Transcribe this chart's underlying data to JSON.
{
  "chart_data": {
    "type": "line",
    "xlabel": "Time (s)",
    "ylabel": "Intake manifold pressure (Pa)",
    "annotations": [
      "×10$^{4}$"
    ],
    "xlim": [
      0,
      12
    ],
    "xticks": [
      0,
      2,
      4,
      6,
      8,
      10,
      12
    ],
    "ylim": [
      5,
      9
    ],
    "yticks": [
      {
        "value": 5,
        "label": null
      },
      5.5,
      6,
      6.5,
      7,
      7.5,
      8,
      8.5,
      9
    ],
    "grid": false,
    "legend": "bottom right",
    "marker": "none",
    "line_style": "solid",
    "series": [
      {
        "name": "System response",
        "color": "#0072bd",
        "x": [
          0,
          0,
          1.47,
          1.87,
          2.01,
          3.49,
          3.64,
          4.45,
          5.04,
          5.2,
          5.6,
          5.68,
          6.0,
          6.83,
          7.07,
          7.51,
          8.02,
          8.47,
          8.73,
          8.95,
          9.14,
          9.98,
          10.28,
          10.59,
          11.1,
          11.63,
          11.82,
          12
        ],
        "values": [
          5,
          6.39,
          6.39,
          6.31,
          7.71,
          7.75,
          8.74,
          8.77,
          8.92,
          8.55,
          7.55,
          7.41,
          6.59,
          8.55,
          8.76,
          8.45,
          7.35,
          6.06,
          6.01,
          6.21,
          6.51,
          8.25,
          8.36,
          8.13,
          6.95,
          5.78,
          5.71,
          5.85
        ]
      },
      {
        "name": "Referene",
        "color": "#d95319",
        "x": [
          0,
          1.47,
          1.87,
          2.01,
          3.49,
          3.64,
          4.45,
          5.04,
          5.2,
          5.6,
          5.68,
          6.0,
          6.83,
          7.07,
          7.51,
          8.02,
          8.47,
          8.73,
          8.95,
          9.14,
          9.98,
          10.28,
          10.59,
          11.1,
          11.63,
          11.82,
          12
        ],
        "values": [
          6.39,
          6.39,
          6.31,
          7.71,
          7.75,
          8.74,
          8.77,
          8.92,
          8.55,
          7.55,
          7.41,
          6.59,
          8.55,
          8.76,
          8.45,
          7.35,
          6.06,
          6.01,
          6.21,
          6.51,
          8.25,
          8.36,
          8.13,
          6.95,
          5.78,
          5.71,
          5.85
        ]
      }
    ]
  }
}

WORK TO DO:
Copy the material above, line for line.

ANSWER FOR THE TASK:
Transcribe this chart's underlying data to JSON.
{
  "chart_data": {
    "type": "line",
    "xlabel": "Time (s)",
    "ylabel": "Intake manifold pressure (Pa)",
    "annotations": [
      "×10$^{4}$"
    ],
    "xlim": [
      0,
      12
    ],
    "xticks": [
      0,
      2,
      4,
      6,
      8,
      10,
      12
    ],
    "ylim": [
      5,
      9
    ],
    "yticks": [
      {
        "value": 5,
        "label": null
      },
      5.5,
      6,
      6.5,
      7,
      7.5,
      8,
      8.5,
      9
    ],
    "grid": false,
    "legend": "bottom right",
    "marker": "none",
    "line_style": "solid",
    "series": [
      {
        "name": "System response",
        "color": "#0072bd",
        "x": [
          0,
          0,
          1.47,
          1.87,
          2.01,
          3.49,
          3.64,
          4.45,
          5.04,
          5.2,
          5.6,
          5.68,
          6.0,
          6.83,
          7.07,
          7.51,
          8.02,
          8.47,
          8.73,
          8.95,
          9.14,
          9.98,
          10.28,
          10.59,
          11.1,
          11.63,
          11.82,
          12
        ],
        "values": [
          5,
          6.39,
          6.39,
          6.31,
          7.71,
          7.75,
          8.74,
          8.77,
          8.92,
          8.55,
          7.55,
          7.41,
          6.59,
          8.55,
          8.76,
          8.45,
          7.35,
          6.06,
          6.01,
          6.21,
          6.51,
          8.25,
          8.36,
          8.13,
          6.95,
          5.78,
          5.71,
          5.85
        ]
      },
      {
        "name": "Referene",
        "color": "#d95319",
        "x": [
          0,
          1.47,
          1.87,
          2.01,
          3.49,
          3.64,
          4.45,
          5.04,
          5.2,
          5.6,
          5.68,
          6.0,
          6.83,
          7.07,
          7.51,
          8.02,
          8.47,
          8.73,
          8.95,
          9.14,
          9.98,
          10.28,
          10.59,
          11.1,
          11.63,
          11.82,
          12
        ],
        "values": [
          6.39,
          6.39,
          6.31,
          7.71,
          7.75,
          8.74,
          8.77,
          8.92,
          8.55,
          7.55,
          7.41,
          6.59,
          8.55,
          8.76,
          8.45,
          7.35,
          6.06,
          6.01,
          6.21,
          6.51,
          8.25,
          8.36,
          8.13,
          6.95,
          5.78,
          5.71,
          5.85
        ]
      }
    ]
  }
}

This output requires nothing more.